:: Instruction ::
Return the listing word for word, as given.

:: A run of records ::
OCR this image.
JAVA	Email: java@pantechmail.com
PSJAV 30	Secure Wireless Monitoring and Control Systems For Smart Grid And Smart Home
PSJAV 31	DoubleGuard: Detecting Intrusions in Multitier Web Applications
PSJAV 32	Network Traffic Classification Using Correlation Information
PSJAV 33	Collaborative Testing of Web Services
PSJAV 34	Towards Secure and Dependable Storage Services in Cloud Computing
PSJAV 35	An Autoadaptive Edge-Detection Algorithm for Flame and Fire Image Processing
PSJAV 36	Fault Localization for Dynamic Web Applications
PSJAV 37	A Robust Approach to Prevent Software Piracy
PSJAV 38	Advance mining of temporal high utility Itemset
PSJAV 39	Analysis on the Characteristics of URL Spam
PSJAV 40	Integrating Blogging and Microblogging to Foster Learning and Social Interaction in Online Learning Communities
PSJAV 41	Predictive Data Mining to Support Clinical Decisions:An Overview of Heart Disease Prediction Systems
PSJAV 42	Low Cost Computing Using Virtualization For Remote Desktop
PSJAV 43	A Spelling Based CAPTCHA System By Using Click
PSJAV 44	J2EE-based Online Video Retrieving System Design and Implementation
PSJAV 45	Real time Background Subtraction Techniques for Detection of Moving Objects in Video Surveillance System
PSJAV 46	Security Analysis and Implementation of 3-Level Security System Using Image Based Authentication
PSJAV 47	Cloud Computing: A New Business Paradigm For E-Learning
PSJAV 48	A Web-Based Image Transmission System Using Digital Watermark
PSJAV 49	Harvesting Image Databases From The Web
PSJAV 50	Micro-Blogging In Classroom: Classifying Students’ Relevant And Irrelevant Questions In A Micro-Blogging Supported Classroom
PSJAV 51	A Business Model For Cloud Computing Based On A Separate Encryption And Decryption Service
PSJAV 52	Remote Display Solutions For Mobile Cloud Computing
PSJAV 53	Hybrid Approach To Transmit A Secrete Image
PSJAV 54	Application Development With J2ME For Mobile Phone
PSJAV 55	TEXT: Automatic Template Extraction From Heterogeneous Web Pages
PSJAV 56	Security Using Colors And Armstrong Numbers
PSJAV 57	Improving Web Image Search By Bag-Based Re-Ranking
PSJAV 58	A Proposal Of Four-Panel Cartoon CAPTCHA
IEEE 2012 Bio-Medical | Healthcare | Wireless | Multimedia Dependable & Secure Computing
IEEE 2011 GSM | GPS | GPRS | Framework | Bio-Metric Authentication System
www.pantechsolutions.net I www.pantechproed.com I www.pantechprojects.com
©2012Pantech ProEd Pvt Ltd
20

:: Exercise output ::
OCR this image.
JAVA	Email: java@pantechmail.com
PSJAV 30	Secure Wireless Monitoring and Control Systems For Smart Grid And Smart Home
PSJAV 31	DoubleGuard: Detecting Intrusions in Multitier Web Applications
PSJAV 32	Network Traffic Classification Using Correlation Information
PSJAV 33	Collaborative Testing of Web Services
PSJAV 34	Towards Secure and Dependable Storage Services in Cloud Computing
PSJAV 35	An Autoadaptive Edge-Detection Algorithm for Flame and Fire Image Processing
PSJAV 36	Fault Localization for Dynamic Web Applications
PSJAV 37	A Robust Approach to Prevent Software Piracy
PSJAV 38	Advance mining of temporal high utility Itemset
PSJAV 39	Analysis on the Characteristics of URL Spam
PSJAV 40	Integrating Blogging and Microblogging to Foster Learning and Social Interaction in Online Learning Communities
PSJAV 41	Predictive Data Mining to Support Clinical Decisions:An Overview of Heart Disease Prediction Systems
PSJAV 42	Low Cost Computing Using Virtualization For Remote Desktop
PSJAV 43	A Spelling Based CAPTCHA System By Using Click
PSJAV 44	J2EE-based Online Video Retrieving System Design and Implementation
PSJAV 45	Real time Background Subtraction Techniques for Detection of Moving Objects in Video Surveillance System
PSJAV 46	Security Analysis and Implementation of 3-Level Security System Using Image Based Authentication
PSJAV 47	Cloud Computing: A New Business Paradigm For E-Learning
PSJAV 48	A Web-Based Image Transmission System Using Digital Watermark
PSJAV 49	Harvesting Image Databases From The Web
PSJAV 50	Micro-Blogging In Classroom: Classifying Students’ Relevant And Irrelevant Questions In A Micro-Blogging Supported Classroom
PSJAV 51	A Business Model For Cloud Computing Based On A Separate Encryption And Decryption Service
PSJAV 52	Remote Display Solutions For Mobile Cloud Computing
PSJAV 53	Hybrid Approach To Transmit A Secrete Image
PSJAV 54	Application Development With J2ME For Mobile Phone
PSJAV 55	TEXT: Automatic Template Extraction From Heterogeneous Web Pages
PSJAV 56	Security Using Colors And Armstrong Numbers
PSJAV 57	Improving Web Image Search By Bag-Based Re-Ranking
PSJAV 58	A Proposal Of Four-Panel Cartoon CAPTCHA
IEEE 2012 Bio-Medical | Healthcare | Wireless | Multimedia Dependable & Secure Computing
IEEE 2011 GSM | GPS | GPRS | Framework | Bio-Metric Authentication System
www.pantechsolutions.net I www.pantechproed.com I www.pantechprojects.com
©2012Pantech ProEd Pvt Ltd
20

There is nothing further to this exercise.